#### TASK PROMPT:
Set out each line from the following listing that includes the word "PRISE".

***** DATA SHOWN

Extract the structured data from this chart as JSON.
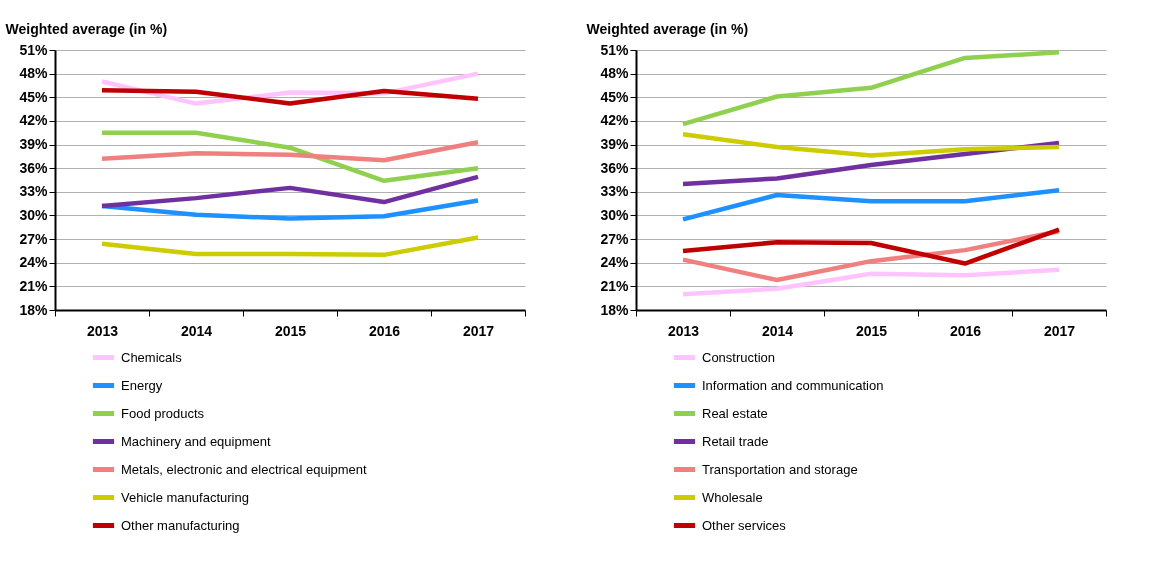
{
  "chart_data": [
    {
      "type": "line",
      "ylabel": "Weighted average (in %)",
      "categories": [
        "2013",
        "2014",
        "2015",
        "2016",
        "2017"
      ],
      "ylim": [
        18,
        51
      ],
      "yticks": [
        {
          "value": 18,
          "label": "18%"
        },
        {
          "value": 21,
          "label": "21%"
        },
        {
          "value": 24,
          "label": "24%"
        },
        {
          "value": 27,
          "label": "27%"
        },
        {
          "value": 30,
          "label": "30%"
        },
        {
          "value": 33,
          "label": "33%"
        },
        {
          "value": 36,
          "label": "36%"
        },
        {
          "value": 39,
          "label": "39%"
        },
        {
          "value": 42,
          "label": "42%"
        },
        {
          "value": 45,
          "label": "45%"
        },
        {
          "value": 48,
          "label": "48%"
        },
        {
          "value": 51,
          "label": "51%"
        }
      ],
      "grid": "y",
      "legend": "bottom",
      "marker": "none",
      "line_style": "solid",
      "series": [
        {
          "name": "Chemicals",
          "color": "#ffc4ff",
          "values": [
            47.0,
            44.2,
            45.6,
            45.5,
            48.0
          ]
        },
        {
          "name": "Energy",
          "color": "#1e90ff",
          "values": [
            31.2,
            30.1,
            29.6,
            29.9,
            31.9
          ]
        },
        {
          "name": "Food products",
          "color": "#8fd14f",
          "values": [
            40.5,
            40.5,
            38.6,
            34.4,
            36.0
          ]
        },
        {
          "name": "Machinery and equipment",
          "color": "#7030a0",
          "values": [
            31.2,
            32.2,
            33.5,
            31.7,
            34.9
          ]
        },
        {
          "name": "Metals, electronic and electrical equipment",
          "color": "#f08080",
          "values": [
            37.2,
            37.9,
            37.7,
            37.0,
            39.3
          ]
        },
        {
          "name": "Vehicle manufacturing",
          "color": "#cccc00",
          "values": [
            26.4,
            25.1,
            25.1,
            25.0,
            27.2
          ]
        },
        {
          "name": "Other manufacturing",
          "color": "#c00000",
          "values": [
            45.9,
            45.7,
            44.2,
            45.8,
            44.8
          ]
        }
      ]
    },
    {
      "type": "line",
      "ylabel": "Weighted average (in %)",
      "categories": [
        "2013",
        "2014",
        "2015",
        "2016",
        "2017"
      ],
      "ylim": [
        18,
        51
      ],
      "yticks": [
        {
          "value": 18,
          "label": "18%"
        },
        {
          "value": 21,
          "label": "21%"
        },
        {
          "value": 24,
          "label": "24%"
        },
        {
          "value": 27,
          "label": "27%"
        },
        {
          "value": 30,
          "label": "30%"
        },
        {
          "value": 33,
          "label": "33%"
        },
        {
          "value": 36,
          "label": "36%"
        },
        {
          "value": 39,
          "label": "39%"
        },
        {
          "value": 42,
          "label": "42%"
        },
        {
          "value": 45,
          "label": "45%"
        },
        {
          "value": 48,
          "label": "48%"
        },
        {
          "value": 51,
          "label": "51%"
        }
      ],
      "grid": "y",
      "legend": "bottom",
      "marker": "none",
      "line_style": "solid",
      "series": [
        {
          "name": "Construction",
          "color": "#ffc4ff",
          "values": [
            20.0,
            20.7,
            22.6,
            22.4,
            23.1
          ]
        },
        {
          "name": "Information and communication",
          "color": "#1e90ff",
          "values": [
            29.5,
            32.6,
            31.8,
            31.8,
            33.2
          ]
        },
        {
          "name": "Real estate",
          "color": "#8fd14f",
          "values": [
            41.6,
            45.1,
            46.2,
            50.0,
            50.7
          ]
        },
        {
          "name": "Retail trade",
          "color": "#7030a0",
          "values": [
            34.0,
            34.7,
            36.4,
            37.8,
            39.2
          ]
        },
        {
          "name": "Transportation and storage",
          "color": "#f08080",
          "values": [
            24.4,
            21.8,
            24.2,
            25.6,
            28.0
          ]
        },
        {
          "name": "Wholesale",
          "color": "#cccc00",
          "values": [
            40.3,
            38.7,
            37.6,
            38.4,
            38.7
          ]
        },
        {
          "name": "Other services",
          "color": "#c00000",
          "values": [
            25.5,
            26.6,
            26.5,
            23.9,
            28.2
          ]
        }
      ]
    }
  ]
}
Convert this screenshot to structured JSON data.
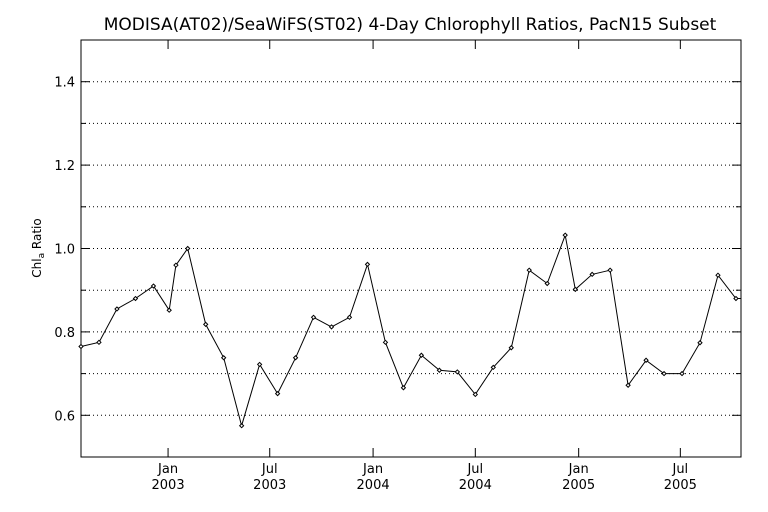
{
  "chart_data": {
    "type": "line",
    "title": "MODISA(AT02)/SeaWiFS(ST02) 4-Day Chlorophyll Ratios, PacN15 Subset",
    "ylabel_main": "Chl",
    "ylabel_sub": "a",
    "ylabel_rest": " Ratio",
    "xlabel": "",
    "ylim": [
      0.5,
      1.5
    ],
    "yticks": [
      0.6,
      0.8,
      1.0,
      1.2,
      1.4
    ],
    "ytick_labels": [
      "0.6",
      "0.8",
      "1.0",
      "1.2",
      "1.4"
    ],
    "ygrid": [
      0.6,
      0.7,
      0.8,
      0.9,
      1.0,
      1.1,
      1.2,
      1.3,
      1.4
    ],
    "grid": true,
    "xlim": [
      "2002-07-30",
      "2005-10-17"
    ],
    "xticks": [
      {
        "date": "2003-01-01",
        "month": "Jan",
        "year": "2003"
      },
      {
        "date": "2003-07-01",
        "month": "Jul",
        "year": "2003"
      },
      {
        "date": "2004-01-01",
        "month": "Jan",
        "year": "2004"
      },
      {
        "date": "2004-07-01",
        "month": "Jul",
        "year": "2004"
      },
      {
        "date": "2005-01-01",
        "month": "Jan",
        "year": "2005"
      },
      {
        "date": "2005-07-01",
        "month": "Jul",
        "year": "2005"
      }
    ],
    "series": [
      {
        "x": [
          "2002-07-30",
          "2002-08-31",
          "2002-10-02",
          "2002-11-04",
          "2002-12-06",
          "2003-01-03",
          "2003-01-15",
          "2003-02-05",
          "2003-03-09",
          "2003-04-10",
          "2003-05-12",
          "2003-06-13",
          "2003-07-15",
          "2003-08-16",
          "2003-09-17",
          "2003-10-19",
          "2003-11-20",
          "2003-12-22",
          "2004-01-23",
          "2004-02-24",
          "2004-03-27",
          "2004-04-28",
          "2004-05-30",
          "2004-07-01",
          "2004-08-02",
          "2004-09-03",
          "2004-10-05",
          "2004-11-06",
          "2004-12-08",
          "2004-12-26",
          "2005-01-25",
          "2005-02-26",
          "2005-03-30",
          "2005-05-01",
          "2005-06-02",
          "2005-07-04",
          "2005-08-05",
          "2005-09-06",
          "2005-10-08",
          "2005-10-17"
        ],
        "values": [
          0.765,
          0.775,
          0.855,
          0.88,
          0.91,
          0.852,
          0.96,
          1.0,
          0.818,
          0.738,
          0.575,
          0.722,
          0.652,
          0.738,
          0.835,
          0.812,
          0.835,
          0.962,
          0.775,
          0.666,
          0.744,
          0.708,
          0.704,
          0.65,
          0.715,
          0.762,
          0.948,
          0.916,
          1.032,
          0.902,
          0.938,
          0.948,
          0.672,
          0.732,
          0.7,
          0.7,
          0.774,
          0.936,
          0.88,
          0.88
        ]
      }
    ]
  }
}
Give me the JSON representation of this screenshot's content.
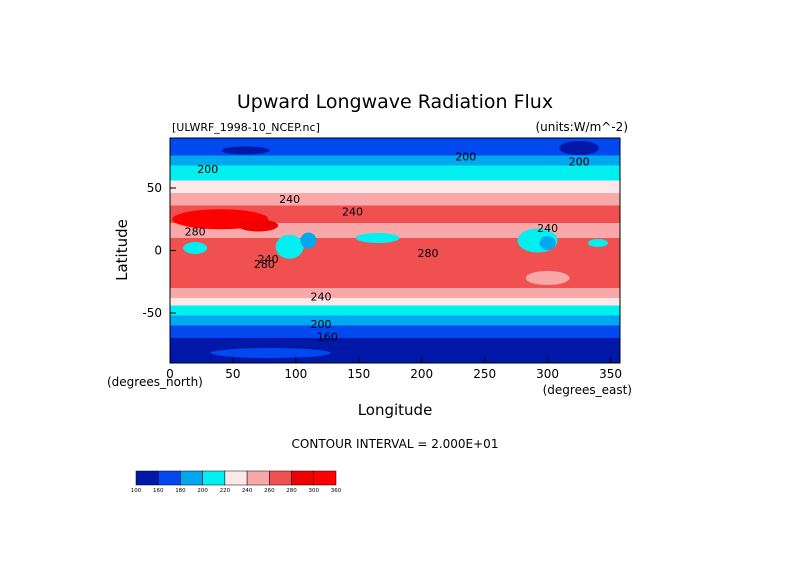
{
  "chart_data": {
    "type": "heatmap",
    "title": "Upward Longwave Radiation Flux",
    "dataset_label": "[ULWRF_1998-10_NCEP.nc]",
    "units_label": "(units:W/m^-2)",
    "xlabel": "Longitude",
    "ylabel": "Latitude",
    "x_unit_label": "(degrees_east)",
    "y_unit_label": "(degrees_north)",
    "xlim": [
      0,
      357.5
    ],
    "ylim": [
      -90,
      90
    ],
    "x_ticks": [
      "0",
      "50",
      "100",
      "150",
      "200",
      "250",
      "300",
      "350"
    ],
    "y_ticks": [
      "50",
      "0",
      "-50"
    ],
    "contour_interval_label": "CONTOUR INTERVAL = 2.000E+01",
    "colorbar": {
      "levels": [
        100,
        160,
        180,
        200,
        220,
        240,
        260,
        280,
        300,
        360
      ],
      "labels": [
        "100",
        "160",
        "180",
        "200",
        "220",
        "240",
        "260",
        "280",
        "300",
        "360"
      ],
      "colors": [
        "#0018a8",
        "#0048f0",
        "#00a8f0",
        "#00f0f0",
        "#fce8e8",
        "#f8a8a8",
        "#f05050",
        "#f00000",
        "#ff0000"
      ]
    },
    "contour_labels": [
      {
        "lon": 30,
        "lat": 62,
        "text": "200"
      },
      {
        "lon": 235,
        "lat": 72,
        "text": "200"
      },
      {
        "lon": 325,
        "lat": 68,
        "text": "200"
      },
      {
        "lon": 95,
        "lat": 38,
        "text": "240"
      },
      {
        "lon": 145,
        "lat": 28,
        "text": "240"
      },
      {
        "lon": 300,
        "lat": 15,
        "text": "240"
      },
      {
        "lon": 20,
        "lat": 12,
        "text": "280"
      },
      {
        "lon": 78,
        "lat": -10,
        "text": "240"
      },
      {
        "lon": 75,
        "lat": -14,
        "text": "280"
      },
      {
        "lon": 205,
        "lat": -5,
        "text": "280"
      },
      {
        "lon": 120,
        "lat": -40,
        "text": "240"
      },
      {
        "lon": 120,
        "lat": -62,
        "text": "200"
      },
      {
        "lon": 125,
        "lat": -72,
        "text": "160"
      }
    ]
  }
}
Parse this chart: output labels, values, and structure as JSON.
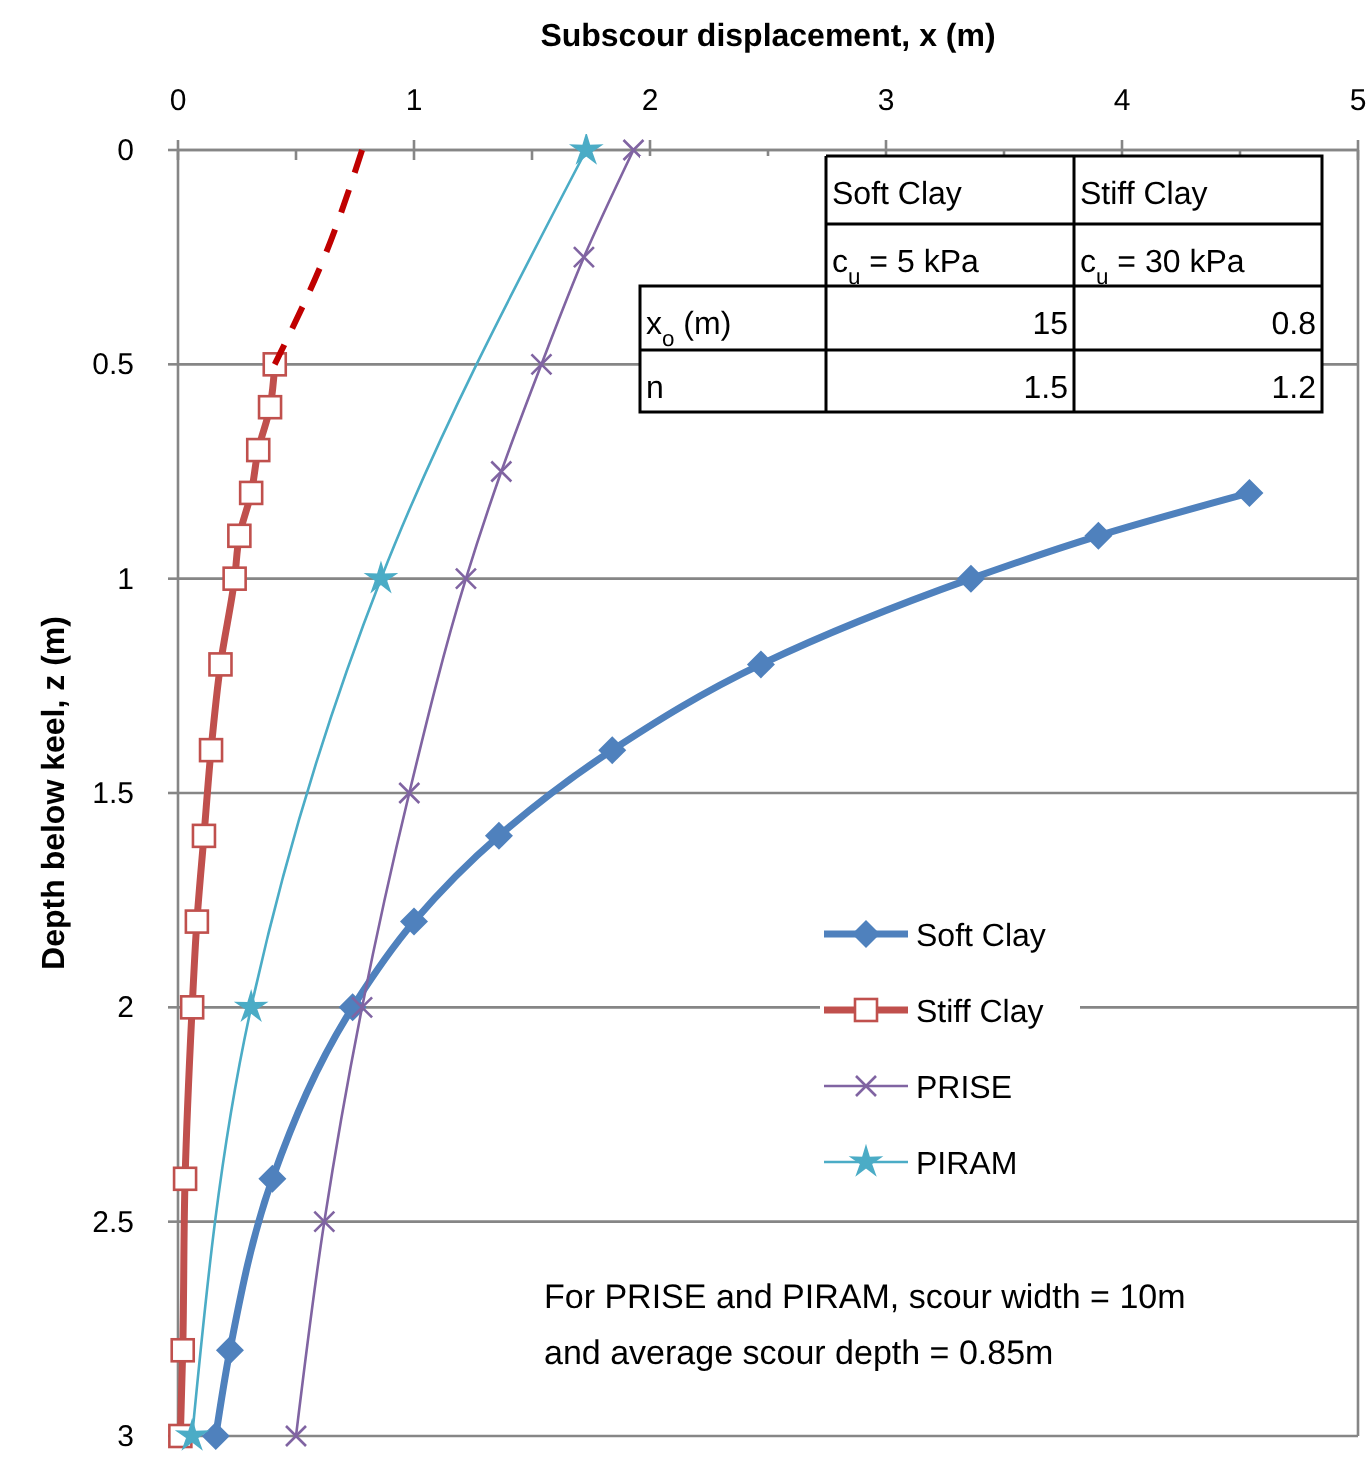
{
  "chart_data": {
    "type": "line",
    "xlabel": "Subscour displacement, x (m)",
    "ylabel": "Depth below keel, z (m)",
    "xlim": [
      0,
      5
    ],
    "xticks": [
      0,
      {
        "value": 0.5,
        "label": null
      },
      1,
      {
        "value": 1.5,
        "label": null
      },
      2,
      {
        "value": 2.5,
        "label": null
      },
      3,
      {
        "value": 3.5,
        "label": null
      },
      4,
      {
        "value": 4.5,
        "label": null
      },
      5
    ],
    "ylim": [
      3,
      0
    ],
    "yticks": [
      0,
      0.5,
      1,
      1.5,
      2,
      2.5,
      3
    ],
    "grid": "y",
    "legend": "right",
    "series": [
      {
        "name": "Soft Clay",
        "color": "#4f81bd",
        "marker": "diamond",
        "x": [
          4.54,
          3.9,
          3.36,
          2.47,
          1.84,
          1.36,
          1.0,
          0.74,
          0.4,
          0.22,
          0.16
        ],
        "values": [
          0.8,
          0.9,
          1.0,
          1.2,
          1.4,
          1.6,
          1.8,
          2.0,
          2.4,
          2.8,
          3.0
        ]
      },
      {
        "name": "Stiff Clay",
        "color": "#c0504d",
        "marker": "square",
        "x": [
          0.41,
          0.39,
          0.34,
          0.31,
          0.26,
          0.24,
          0.18,
          0.14,
          0.11,
          0.08,
          0.06,
          0.03,
          0.02,
          0.01
        ],
        "values": [
          0.5,
          0.6,
          0.7,
          0.8,
          0.9,
          1.0,
          1.2,
          1.4,
          1.6,
          1.8,
          2.0,
          2.4,
          2.8,
          3.0
        ]
      },
      {
        "color": "#c00000",
        "marker": "none",
        "line_style": "dashed",
        "x": [
          0.78,
          0.62,
          0.41
        ],
        "values": [
          0,
          0.25,
          0.5
        ]
      },
      {
        "name": "PRISE",
        "color": "#8064a2",
        "marker": "cross",
        "x": [
          1.93,
          1.72,
          1.54,
          1.37,
          1.22,
          0.98,
          0.78,
          0.62,
          0.5
        ],
        "values": [
          0,
          0.25,
          0.5,
          0.75,
          1.0,
          1.5,
          2.0,
          2.5,
          3.0
        ]
      },
      {
        "name": "PIRAM",
        "color": "#4bacc6",
        "marker": "star",
        "x": [
          1.73,
          0.86,
          0.31,
          0.06
        ],
        "values": [
          0,
          1.0,
          2.0,
          3.0
        ]
      }
    ],
    "annotations": [
      "For PRISE and PIRAM, scour width = 10m and average scour depth = 0.85m",
      "Soft Clay",
      "Stiff Clay",
      "c$_{u}$ = 5 kPa",
      "c$_{u}$ = 30 kPa",
      "x$_{o}$ (m)",
      "15",
      "0.8",
      "n",
      "1.5",
      "1.2"
    ]
  }
}
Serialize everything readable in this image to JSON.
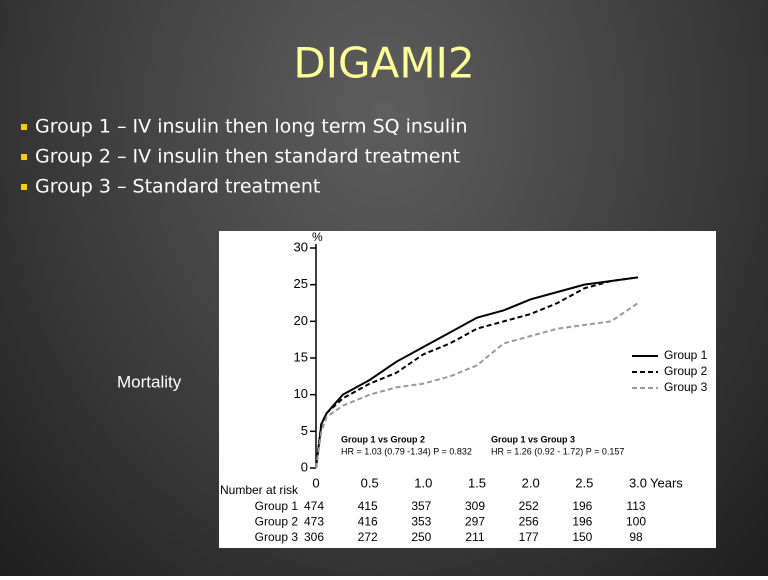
{
  "slide": {
    "title": "DIGAMI2",
    "bullets": [
      "Group 1 – IV insulin then long term SQ insulin",
      "Group 2 – IV insulin then standard treatment",
      "Group 3 – Standard treatment"
    ],
    "side_label": "Mortality"
  },
  "chart_data": {
    "type": "line",
    "x_label": "Years",
    "y_label": "%",
    "x": [
      0,
      0.05,
      0.1,
      0.25,
      0.5,
      0.75,
      1.0,
      1.25,
      1.5,
      1.75,
      2.0,
      2.25,
      2.5,
      2.75,
      3.0
    ],
    "series": [
      {
        "name": "Group 1",
        "color": "#000000",
        "dash": "solid",
        "values": [
          0,
          6,
          7.5,
          10,
          12,
          14.5,
          16.5,
          18.5,
          20.5,
          21.5,
          23,
          24,
          25,
          25.5,
          26
        ]
      },
      {
        "name": "Group 2",
        "color": "#000000",
        "dash": "dashed",
        "values": [
          0,
          6,
          7.5,
          9.5,
          11.5,
          13,
          15.5,
          17,
          19,
          20,
          21,
          22.5,
          24.5,
          25.5,
          26
        ]
      },
      {
        "name": "Group 3",
        "color": "#999999",
        "dash": "dashed",
        "values": [
          0,
          5,
          7,
          8.5,
          10,
          11,
          11.5,
          12.5,
          14,
          17,
          18,
          19,
          19.5,
          20,
          22.5
        ]
      }
    ],
    "xlim": [
      0,
      3
    ],
    "ylim": [
      0,
      30
    ],
    "xticks": [
      0,
      0.5,
      {
        "value": 1,
        "label": "1.0"
      },
      1.5,
      {
        "value": 2,
        "label": "2.0"
      },
      2.5,
      {
        "value": 3,
        "label": "3.0"
      }
    ],
    "yticks": [
      0,
      5,
      10,
      15,
      20,
      25,
      30
    ],
    "legend": "right",
    "annotations": [
      "Group 1 vs Group 2",
      "HR = 1.03 (0.79 -1.34) P = 0.832",
      "Group 1 vs Group 3",
      "HR = 1.26 (0.92 - 1.72) P = 0.157"
    ],
    "risk_table": {
      "title": "Number at risk",
      "rows": [
        {
          "label": "Group 1",
          "values": [
            474,
            415,
            357,
            309,
            252,
            196,
            113
          ]
        },
        {
          "label": "Group 2",
          "values": [
            473,
            416,
            353,
            297,
            256,
            196,
            100
          ]
        },
        {
          "label": "Group 3",
          "values": [
            306,
            272,
            250,
            211,
            177,
            150,
            98
          ]
        }
      ]
    }
  }
}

**********

#### SOLVED PROBLEM:
        "name": "PRISE",
      "For PRISE and PIRAM, scour width = 10m and average scour depth = 0.85m",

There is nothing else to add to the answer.